Task brief: Below are records to transcribe exactly, without their pictures.

Extracted entries:
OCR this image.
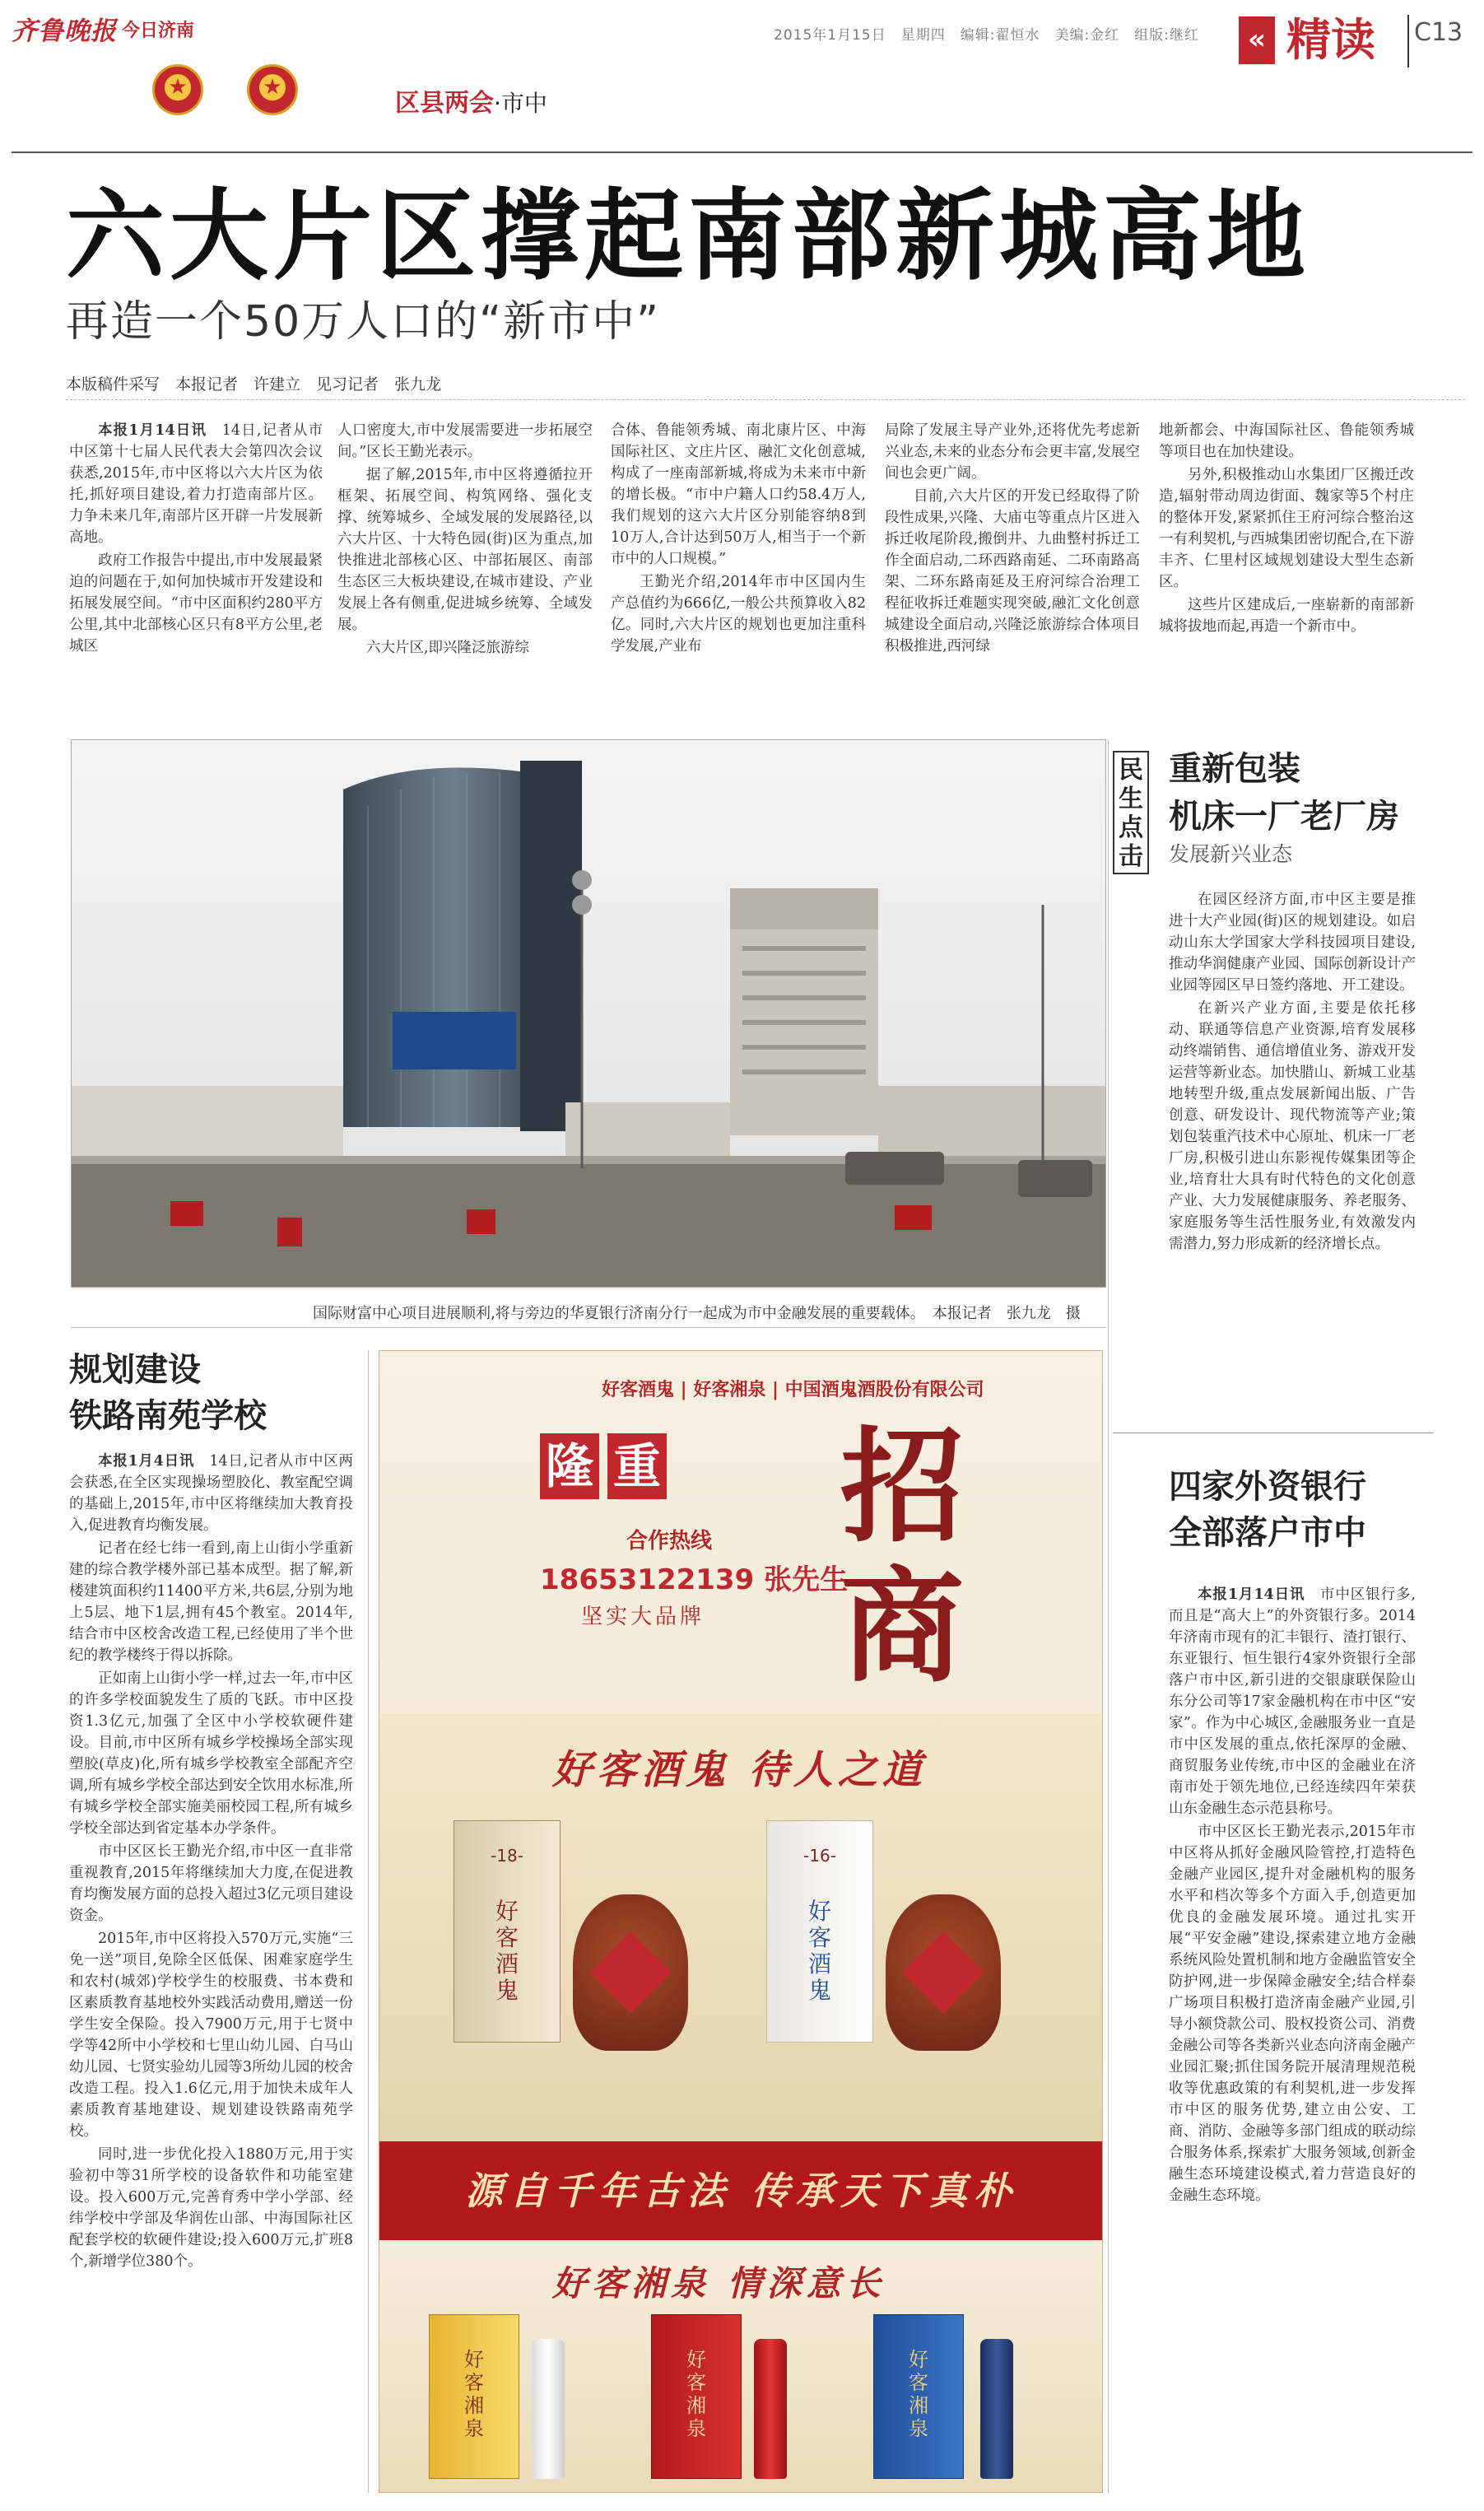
齐鲁晚报 今日济南
★	★
区县两会·市中
2015年1月15日　星期四　编辑:翟恒水　美编:金红　组版:继红	« 精读 C13
六大片区撑起南部新城高地
再造一个50万人口的“新市中”
本版稿件采写　本报记者　许建立　见习记者　张九龙

本报1月14日讯　14日,记者从市中区第十七届人民代表大会第四次会议获悉,2015年,市中区将以六大片区为依托,抓好项目建设,着力打造南部片区。力争未来几年,南部片区开辟一片发展新高地。

政府工作报告中提出,市中发展最紧迫的问题在于,如何加快城市开发建设和拓展发展空间。“市中区面积约280平方公里,其中北部核心区只有8平方公里,老城区

人口密度大,市中发展需要进一步拓展空间。”区长王勤光表示。

据了解,2015年,市中区将遵循拉开框架、拓展空间、构筑网络、强化支撑、统筹城乡、全域发展的发展路径,以六大片区、十大特色园(街)区为重点,加快推进北部核心区、中部拓展区、南部生态区三大板块建设,在城市建设、产业发展上各有侧重,促进城乡统筹、全域发展。

六大片区,即兴隆泛旅游综

合体、鲁能领秀城、南北康片区、中海国际社区、文庄片区、融汇文化创意城,构成了一座南部新城,将成为未来市中新的增长极。“市中户籍人口约58.4万人,我们规划的这六大片区分别能容纳8到10万人,合计达到50万人,相当于一个新市中的人口规模。”

王勤光介绍,2014年市中区国内生产总值约为666亿,一般公共预算收入82亿。同时,六大片区的规划也更加注重科学发展,产业布

局除了发展主导产业外,还将优先考虑新兴业态,未来的业态分布会更丰富,发展空间也会更广阔。

目前,六大片区的开发已经取得了阶段性成果,兴隆、大庙屯等重点片区进入拆迁收尾阶段,搬倒井、九曲整村拆迁工作全面启动,二环西路南延、二环南路高架、二环东路南延及王府河综合治理工程征收拆迁难题实现突破,融汇文化创意城建设全面启动,兴隆泛旅游综合体项目积极推进,西河绿

地新都会、中海国际社区、鲁能领秀城等项目也在加快建设。

另外,积极推动山水集团厂区搬迁改造,辐射带动周边街面、魏家等5个村庄的整体开发,紧紧抓住王府河综合整治这一有利契机,与西城集团密切配合,在下游丰齐、仁里村区域规划建设大型生态新区。

这些片区建成后,一座崭新的南部新城将拔地而起,再造一个新市中。

国际财富中心项目进展顺利,将与旁边的华夏银行济南分行一起成为市中金融发展的重要载体。　本报记者　张九龙　摄
民生点击
重新包装
机床一厂老厂房
发展新兴业态

在园区经济方面,市中区主要是推进十大产业园(街)区的规划建设。如启动山东大学国家大学科技园项目建设,推动华润健康产业园、国际创新设计产业园等园区早日签约落地、开工建设。

在新兴产业方面,主要是依托移动、联通等信息产业资源,培育发展移动终端销售、通信增值业务、游戏开发运营等新业态。加快腊山、新城工业基地转型升级,重点发展新闻出版、广告创意、研发设计、现代物流等产业;策划包装重汽技术中心原址、机床一厂老厂房,积极引进山东影视传媒集团等企业,培育壮大具有时代特色的文化创意产业、大力发展健康服务、养老服务、家庭服务等生活性服务业,有效激发内需潜力,努力形成新的经济增长点。

四家外资银行
全部落户市中

本报1月14日讯　市中区银行多,而且是“高大上”的外资银行多。2014年济南市现有的汇丰银行、渣打银行、东亚银行、恒生银行4家外资银行全部落户市中区,新引进的交银康联保险山东分公司等17家金融机构在市中区“安家”。作为中心城区,金融服务业一直是市中区发展的重点,依托深厚的金融、商贸服务业传统,市中区的金融业在济南市处于领先地位,已经连续四年荣获山东金融生态示范县称号。

市中区区长王勤光表示,2015年市中区将从抓好金融风险管控,打造特色金融产业园区,提升对金融机构的服务水平和档次等多个方面入手,创造更加优良的金融发展环境。通过扎实开展“平安金融”建设,探索建立地方金融系统风险处置机制和地方金融监管安全防护网,进一步保障金融安全;结合样泰广场项目积极打造济南金融产业园,引导小额贷款公司、股权投资公司、消费金融公司等各类新兴业态向济南金融产业园汇聚;抓住国务院开展清理规范税收等优惠政策的有利契机,进一步发挥市中区的服务优势,建立由公安、工商、消防、金融等多部门组成的联动综合服务体系,探索扩大服务领域,创新金融生态环境建设模式,着力营造良好的金融生态环境。

规划建设
铁路南苑学校

本报1月4日讯　14日,记者从市中区两会获悉,在全区实现操场塑胶化、教室配空调的基础上,2015年,市中区将继续加大教育投入,促进教育均衡发展。

记者在经七纬一看到,南上山街小学重新建的综合教学楼外部已基本成型。据了解,新楼建筑面积约11400平方米,共6层,分别为地上5层、地下1层,拥有45个教室。2014年,结合市中区校舍改造工程,已经使用了半个世纪的教学楼终于得以拆除。

正如南上山街小学一样,过去一年,市中区的许多学校面貌发生了质的飞跃。市中区投资1.3亿元,加强了全区中小学校软硬件建设。目前,市中区所有城乡学校操场全部实现塑胶(草皮)化,所有城乡学校教室全部配齐空调,所有城乡学校全部达到安全饮用水标准,所有城乡学校全部实施美丽校园工程,所有城乡学校全部达到省定基本办学条件。

市中区区长王勤光介绍,市中区一直非常重视教育,2015年将继续加大力度,在促进教育均衡发展方面的总投入超过3亿元项目建设资金。

2015年,市中区将投入570万元,实施“三免一送”项目,免除全区低保、困难家庭学生和农村(城郊)学校学生的校服费、书本费和区素质教育基地校外实践活动费用,赠送一份学生安全保险。投入7900万元,用于七贤中学等42所中小学校和七里山幼儿园、白马山幼儿园、七贤实验幼儿园等3所幼儿园的校舍改造工程。投入1.6亿元,用于加快未成年人素质教育基地建设、规划建设铁路南苑学校。

同时,进一步优化投入1880万元,用于实验初中等31所学校的设备软件和功能室建设。投入600万元,完善育秀中学小学部、经纬学校中学部及华润佐山部、中海国际社区配套学校的软硬件建设;投入600万元,扩班8个,新增学位380个。

好客酒鬼 | 好客湘泉 | 中国酒鬼酒股份有限公司
隆 重 招商
合作热线
18653122139 张先生
坚实大品牌
好客酒鬼 待人之道
-18-
好客酒鬼
-16-
好客酒鬼
源自千年古法 传承天下真朴
好客湘泉 情深意长
好客湘泉
好客湘泉
好客湘泉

Solution:
OCR this image.
齐鲁晚报 今日济南
★	★
区县两会·市中
2015年1月15日　星期四　编辑:翟恒水　美编:金红　组版:继红	« 精读 C13
六大片区撑起南部新城高地
再造一个50万人口的“新市中”
本版稿件采写　本报记者　许建立　见习记者　张九龙

本报1月14日讯　14日,记者从市中区第十七届人民代表大会第四次会议获悉,2015年,市中区将以六大片区为依托,抓好项目建设,着力打造南部片区。力争未来几年,南部片区开辟一片发展新高地。

政府工作报告中提出,市中发展最紧迫的问题在于,如何加快城市开发建设和拓展发展空间。“市中区面积约280平方公里,其中北部核心区只有8平方公里,老城区

人口密度大,市中发展需要进一步拓展空间。”区长王勤光表示。

据了解,2015年,市中区将遵循拉开框架、拓展空间、构筑网络、强化支撑、统筹城乡、全域发展的发展路径,以六大片区、十大特色园(街)区为重点,加快推进北部核心区、中部拓展区、南部生态区三大板块建设,在城市建设、产业发展上各有侧重,促进城乡统筹、全域发展。

六大片区,即兴隆泛旅游综

合体、鲁能领秀城、南北康片区、中海国际社区、文庄片区、融汇文化创意城,构成了一座南部新城,将成为未来市中新的增长极。“市中户籍人口约58.4万人,我们规划的这六大片区分别能容纳8到10万人,合计达到50万人,相当于一个新市中的人口规模。”

王勤光介绍,2014年市中区国内生产总值约为666亿,一般公共预算收入82亿。同时,六大片区的规划也更加注重科学发展,产业布

局除了发展主导产业外,还将优先考虑新兴业态,未来的业态分布会更丰富,发展空间也会更广阔。

目前,六大片区的开发已经取得了阶段性成果,兴隆、大庙屯等重点片区进入拆迁收尾阶段,搬倒井、九曲整村拆迁工作全面启动,二环西路南延、二环南路高架、二环东路南延及王府河综合治理工程征收拆迁难题实现突破,融汇文化创意城建设全面启动,兴隆泛旅游综合体项目积极推进,西河绿

地新都会、中海国际社区、鲁能领秀城等项目也在加快建设。

另外,积极推动山水集团厂区搬迁改造,辐射带动周边街面、魏家等5个村庄的整体开发,紧紧抓住王府河综合整治这一有利契机,与西城集团密切配合,在下游丰齐、仁里村区域规划建设大型生态新区。

这些片区建成后,一座崭新的南部新城将拔地而起,再造一个新市中。

国际财富中心项目进展顺利,将与旁边的华夏银行济南分行一起成为市中金融发展的重要载体。　本报记者　张九龙　摄
民生点击
重新包装
机床一厂老厂房
发展新兴业态

在园区经济方面,市中区主要是推进十大产业园(街)区的规划建设。如启动山东大学国家大学科技园项目建设,推动华润健康产业园、国际创新设计产业园等园区早日签约落地、开工建设。

在新兴产业方面,主要是依托移动、联通等信息产业资源,培育发展移动终端销售、通信增值业务、游戏开发运营等新业态。加快腊山、新城工业基地转型升级,重点发展新闻出版、广告创意、研发设计、现代物流等产业;策划包装重汽技术中心原址、机床一厂老厂房,积极引进山东影视传媒集团等企业,培育壮大具有时代特色的文化创意产业、大力发展健康服务、养老服务、家庭服务等生活性服务业,有效激发内需潜力,努力形成新的经济增长点。

四家外资银行
全部落户市中

本报1月14日讯　市中区银行多,而且是“高大上”的外资银行多。2014年济南市现有的汇丰银行、渣打银行、东亚银行、恒生银行4家外资银行全部落户市中区,新引进的交银康联保险山东分公司等17家金融机构在市中区“安家”。作为中心城区,金融服务业一直是市中区发展的重点,依托深厚的金融、商贸服务业传统,市中区的金融业在济南市处于领先地位,已经连续四年荣获山东金融生态示范县称号。

市中区区长王勤光表示,2015年市中区将从抓好金融风险管控,打造特色金融产业园区,提升对金融机构的服务水平和档次等多个方面入手,创造更加优良的金融发展环境。通过扎实开展“平安金融”建设,探索建立地方金融系统风险处置机制和地方金融监管安全防护网,进一步保障金融安全;结合样泰广场项目积极打造济南金融产业园,引导小额贷款公司、股权投资公司、消费金融公司等各类新兴业态向济南金融产业园汇聚;抓住国务院开展清理规范税收等优惠政策的有利契机,进一步发挥市中区的服务优势,建立由公安、工商、消防、金融等多部门组成的联动综合服务体系,探索扩大服务领域,创新金融生态环境建设模式,着力营造良好的金融生态环境。

规划建设
铁路南苑学校

本报1月4日讯　14日,记者从市中区两会获悉,在全区实现操场塑胶化、教室配空调的基础上,2015年,市中区将继续加大教育投入,促进教育均衡发展。

记者在经七纬一看到,南上山街小学重新建的综合教学楼外部已基本成型。据了解,新楼建筑面积约11400平方米,共6层,分别为地上5层、地下1层,拥有45个教室。2014年,结合市中区校舍改造工程,已经使用了半个世纪的教学楼终于得以拆除。

正如南上山街小学一样,过去一年,市中区的许多学校面貌发生了质的飞跃。市中区投资1.3亿元,加强了全区中小学校软硬件建设。目前,市中区所有城乡学校操场全部实现塑胶(草皮)化,所有城乡学校教室全部配齐空调,所有城乡学校全部达到安全饮用水标准,所有城乡学校全部实施美丽校园工程,所有城乡学校全部达到省定基本办学条件。

市中区区长王勤光介绍,市中区一直非常重视教育,2015年将继续加大力度,在促进教育均衡发展方面的总投入超过3亿元项目建设资金。

2015年,市中区将投入570万元,实施“三免一送”项目,免除全区低保、困难家庭学生和农村(城郊)学校学生的校服费、书本费和区素质教育基地校外实践活动费用,赠送一份学生安全保险。投入7900万元,用于七贤中学等42所中小学校和七里山幼儿园、白马山幼儿园、七贤实验幼儿园等3所幼儿园的校舍改造工程。投入1.6亿元,用于加快未成年人素质教育基地建设、规划建设铁路南苑学校。

同时,进一步优化投入1880万元,用于实验初中等31所学校的设备软件和功能室建设。投入600万元,完善育秀中学小学部、经纬学校中学部及华润佐山部、中海国际社区配套学校的软硬件建设;投入600万元,扩班8个,新增学位380个。

好客酒鬼 | 好客湘泉 | 中国酒鬼酒股份有限公司
隆 重 招商
合作热线
18653122139 张先生
坚实大品牌
好客酒鬼 待人之道
-18-
好客酒鬼
-16-
好客酒鬼
源自千年古法 传承天下真朴
好客湘泉 情深意长
好客湘泉
好客湘泉
好客湘泉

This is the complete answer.